### RECORDED INFORMATION
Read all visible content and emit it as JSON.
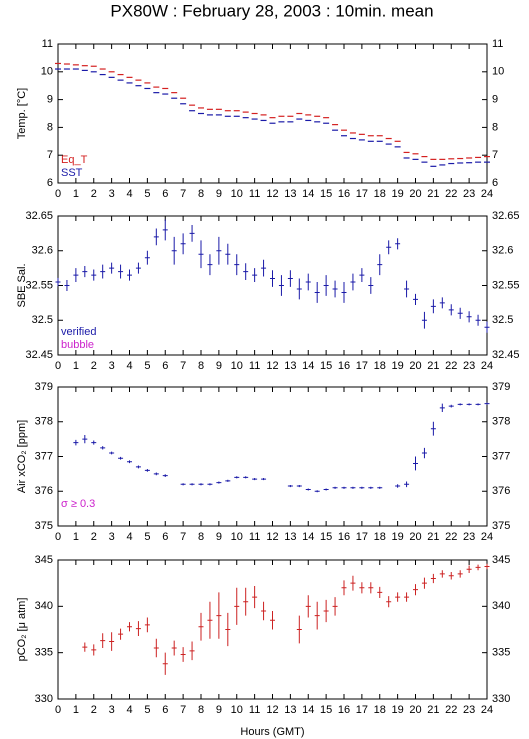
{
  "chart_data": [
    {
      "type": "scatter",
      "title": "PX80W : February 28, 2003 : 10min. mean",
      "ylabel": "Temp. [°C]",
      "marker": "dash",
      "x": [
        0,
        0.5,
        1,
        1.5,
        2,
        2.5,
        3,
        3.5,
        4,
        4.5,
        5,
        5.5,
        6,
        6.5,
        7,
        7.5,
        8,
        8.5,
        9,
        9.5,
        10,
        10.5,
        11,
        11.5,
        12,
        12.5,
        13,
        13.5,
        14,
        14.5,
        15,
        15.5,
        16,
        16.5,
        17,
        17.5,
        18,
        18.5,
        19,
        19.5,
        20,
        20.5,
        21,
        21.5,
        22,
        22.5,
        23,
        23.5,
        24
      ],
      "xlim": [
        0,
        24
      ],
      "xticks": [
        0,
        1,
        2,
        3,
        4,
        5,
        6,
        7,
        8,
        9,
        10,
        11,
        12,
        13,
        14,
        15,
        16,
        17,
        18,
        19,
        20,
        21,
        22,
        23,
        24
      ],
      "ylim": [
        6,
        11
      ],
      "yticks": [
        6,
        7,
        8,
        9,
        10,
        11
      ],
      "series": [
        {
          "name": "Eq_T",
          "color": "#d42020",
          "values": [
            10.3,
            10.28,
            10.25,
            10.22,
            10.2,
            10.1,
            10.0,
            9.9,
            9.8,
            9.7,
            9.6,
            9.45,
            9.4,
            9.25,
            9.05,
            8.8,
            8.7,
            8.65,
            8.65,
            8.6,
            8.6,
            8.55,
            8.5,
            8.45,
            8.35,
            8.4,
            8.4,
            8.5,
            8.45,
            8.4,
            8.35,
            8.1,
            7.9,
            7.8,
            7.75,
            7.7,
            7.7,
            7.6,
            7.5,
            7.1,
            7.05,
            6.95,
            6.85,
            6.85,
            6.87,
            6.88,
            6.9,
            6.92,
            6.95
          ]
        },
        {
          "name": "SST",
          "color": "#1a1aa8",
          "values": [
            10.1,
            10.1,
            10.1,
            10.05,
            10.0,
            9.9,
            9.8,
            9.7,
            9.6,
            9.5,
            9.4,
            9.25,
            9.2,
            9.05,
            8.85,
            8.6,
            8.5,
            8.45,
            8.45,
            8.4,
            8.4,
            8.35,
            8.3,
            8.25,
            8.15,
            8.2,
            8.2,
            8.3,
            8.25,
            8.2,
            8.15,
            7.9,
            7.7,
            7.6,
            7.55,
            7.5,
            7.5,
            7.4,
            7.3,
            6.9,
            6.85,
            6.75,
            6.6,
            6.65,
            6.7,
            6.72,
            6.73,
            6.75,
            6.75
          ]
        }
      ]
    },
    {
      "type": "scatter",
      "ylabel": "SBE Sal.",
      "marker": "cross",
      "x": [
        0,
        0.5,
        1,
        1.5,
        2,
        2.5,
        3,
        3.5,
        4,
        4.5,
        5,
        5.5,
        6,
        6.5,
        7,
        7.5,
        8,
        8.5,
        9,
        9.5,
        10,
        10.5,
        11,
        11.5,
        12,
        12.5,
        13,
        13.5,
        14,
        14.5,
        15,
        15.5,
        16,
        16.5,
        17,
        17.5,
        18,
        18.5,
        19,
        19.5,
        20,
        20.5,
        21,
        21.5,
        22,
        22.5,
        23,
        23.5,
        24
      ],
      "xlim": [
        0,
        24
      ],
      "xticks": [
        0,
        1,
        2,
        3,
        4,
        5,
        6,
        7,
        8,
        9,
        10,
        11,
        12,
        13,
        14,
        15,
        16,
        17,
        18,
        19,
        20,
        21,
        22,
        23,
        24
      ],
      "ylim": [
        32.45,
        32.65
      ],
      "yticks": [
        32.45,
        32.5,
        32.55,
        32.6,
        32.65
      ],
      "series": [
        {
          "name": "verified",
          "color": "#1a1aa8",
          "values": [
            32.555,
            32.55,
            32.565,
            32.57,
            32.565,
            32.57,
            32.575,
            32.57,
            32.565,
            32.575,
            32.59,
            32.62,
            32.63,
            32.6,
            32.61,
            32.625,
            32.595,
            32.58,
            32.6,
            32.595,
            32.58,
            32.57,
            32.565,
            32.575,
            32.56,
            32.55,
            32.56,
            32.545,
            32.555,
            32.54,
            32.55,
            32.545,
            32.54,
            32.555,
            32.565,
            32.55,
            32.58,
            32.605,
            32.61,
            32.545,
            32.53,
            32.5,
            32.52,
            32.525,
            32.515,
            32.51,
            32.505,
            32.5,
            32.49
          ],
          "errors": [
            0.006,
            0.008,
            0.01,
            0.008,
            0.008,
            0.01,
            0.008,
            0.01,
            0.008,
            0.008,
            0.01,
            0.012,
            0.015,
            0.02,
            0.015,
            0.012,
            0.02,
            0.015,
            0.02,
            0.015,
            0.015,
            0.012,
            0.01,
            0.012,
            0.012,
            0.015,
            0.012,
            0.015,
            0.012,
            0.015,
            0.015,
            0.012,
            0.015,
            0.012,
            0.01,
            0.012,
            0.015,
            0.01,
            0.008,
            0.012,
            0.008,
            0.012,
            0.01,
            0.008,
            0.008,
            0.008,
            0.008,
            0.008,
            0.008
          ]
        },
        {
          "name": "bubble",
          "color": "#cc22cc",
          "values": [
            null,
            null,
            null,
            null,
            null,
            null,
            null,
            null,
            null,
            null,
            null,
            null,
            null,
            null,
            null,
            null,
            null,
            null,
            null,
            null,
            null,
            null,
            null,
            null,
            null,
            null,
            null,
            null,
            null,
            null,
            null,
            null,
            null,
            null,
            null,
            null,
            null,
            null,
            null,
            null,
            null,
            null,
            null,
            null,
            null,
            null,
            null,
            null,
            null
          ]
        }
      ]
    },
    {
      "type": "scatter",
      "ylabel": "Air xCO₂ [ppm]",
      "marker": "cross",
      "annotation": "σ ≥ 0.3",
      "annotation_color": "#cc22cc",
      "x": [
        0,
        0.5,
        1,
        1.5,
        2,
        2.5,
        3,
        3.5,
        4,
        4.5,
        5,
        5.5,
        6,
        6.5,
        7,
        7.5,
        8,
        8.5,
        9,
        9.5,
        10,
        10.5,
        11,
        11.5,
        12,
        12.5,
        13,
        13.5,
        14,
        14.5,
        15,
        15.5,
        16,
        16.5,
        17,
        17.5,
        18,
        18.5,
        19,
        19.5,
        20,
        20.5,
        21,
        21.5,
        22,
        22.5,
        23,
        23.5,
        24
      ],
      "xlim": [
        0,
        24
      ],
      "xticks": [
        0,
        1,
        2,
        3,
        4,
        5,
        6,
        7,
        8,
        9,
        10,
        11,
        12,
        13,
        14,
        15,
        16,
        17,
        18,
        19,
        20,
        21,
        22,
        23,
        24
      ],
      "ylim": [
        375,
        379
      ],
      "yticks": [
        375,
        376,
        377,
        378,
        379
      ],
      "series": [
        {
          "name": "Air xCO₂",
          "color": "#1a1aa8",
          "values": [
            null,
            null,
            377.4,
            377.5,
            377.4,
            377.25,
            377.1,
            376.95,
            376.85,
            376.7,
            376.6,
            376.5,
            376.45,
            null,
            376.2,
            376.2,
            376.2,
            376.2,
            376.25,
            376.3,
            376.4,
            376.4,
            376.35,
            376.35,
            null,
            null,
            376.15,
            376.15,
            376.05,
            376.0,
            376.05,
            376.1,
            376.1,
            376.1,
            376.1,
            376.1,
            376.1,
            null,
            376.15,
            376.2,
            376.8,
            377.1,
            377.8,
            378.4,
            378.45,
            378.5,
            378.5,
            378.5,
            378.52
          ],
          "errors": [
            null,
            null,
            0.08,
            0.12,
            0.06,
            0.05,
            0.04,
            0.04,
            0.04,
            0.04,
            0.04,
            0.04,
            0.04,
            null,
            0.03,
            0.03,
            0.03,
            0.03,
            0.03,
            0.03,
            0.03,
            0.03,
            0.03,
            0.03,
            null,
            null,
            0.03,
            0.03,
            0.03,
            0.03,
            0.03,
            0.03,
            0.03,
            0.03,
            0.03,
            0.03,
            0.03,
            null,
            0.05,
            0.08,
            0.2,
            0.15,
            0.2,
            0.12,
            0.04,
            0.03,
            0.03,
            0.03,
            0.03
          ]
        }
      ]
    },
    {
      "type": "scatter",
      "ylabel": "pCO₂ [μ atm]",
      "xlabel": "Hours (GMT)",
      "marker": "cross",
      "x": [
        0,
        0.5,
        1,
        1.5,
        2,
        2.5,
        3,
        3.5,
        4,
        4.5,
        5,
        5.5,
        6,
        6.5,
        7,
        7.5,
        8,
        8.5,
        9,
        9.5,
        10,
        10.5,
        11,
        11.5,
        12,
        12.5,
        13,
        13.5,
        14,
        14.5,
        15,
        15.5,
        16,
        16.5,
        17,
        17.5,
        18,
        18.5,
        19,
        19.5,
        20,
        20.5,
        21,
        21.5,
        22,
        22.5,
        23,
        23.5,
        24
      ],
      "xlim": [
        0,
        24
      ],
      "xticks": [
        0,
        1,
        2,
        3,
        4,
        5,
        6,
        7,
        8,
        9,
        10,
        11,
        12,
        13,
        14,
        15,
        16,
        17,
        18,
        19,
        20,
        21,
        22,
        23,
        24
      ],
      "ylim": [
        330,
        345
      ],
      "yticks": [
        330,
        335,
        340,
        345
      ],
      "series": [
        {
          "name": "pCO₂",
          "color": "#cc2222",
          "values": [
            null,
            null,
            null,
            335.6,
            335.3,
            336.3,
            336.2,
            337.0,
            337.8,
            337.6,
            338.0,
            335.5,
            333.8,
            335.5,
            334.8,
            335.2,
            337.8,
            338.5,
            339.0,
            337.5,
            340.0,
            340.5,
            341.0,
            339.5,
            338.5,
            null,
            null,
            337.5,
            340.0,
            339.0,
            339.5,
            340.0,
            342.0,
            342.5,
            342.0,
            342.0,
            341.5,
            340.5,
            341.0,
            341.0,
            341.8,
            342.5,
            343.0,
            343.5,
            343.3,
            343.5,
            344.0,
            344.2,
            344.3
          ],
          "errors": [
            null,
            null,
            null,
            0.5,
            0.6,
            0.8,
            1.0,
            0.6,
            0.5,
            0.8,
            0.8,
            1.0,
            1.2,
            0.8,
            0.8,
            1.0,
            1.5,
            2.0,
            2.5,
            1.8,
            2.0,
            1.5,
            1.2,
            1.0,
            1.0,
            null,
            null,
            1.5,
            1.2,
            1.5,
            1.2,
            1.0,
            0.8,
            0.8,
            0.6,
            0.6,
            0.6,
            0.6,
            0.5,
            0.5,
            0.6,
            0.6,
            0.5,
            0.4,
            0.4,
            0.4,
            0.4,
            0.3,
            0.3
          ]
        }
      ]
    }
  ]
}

### PROBLEM STATEMENT
Provide the count, and nothing else, of lines in the data above where the word "ylabel" occurs.

### THE COMPLETED TASK
4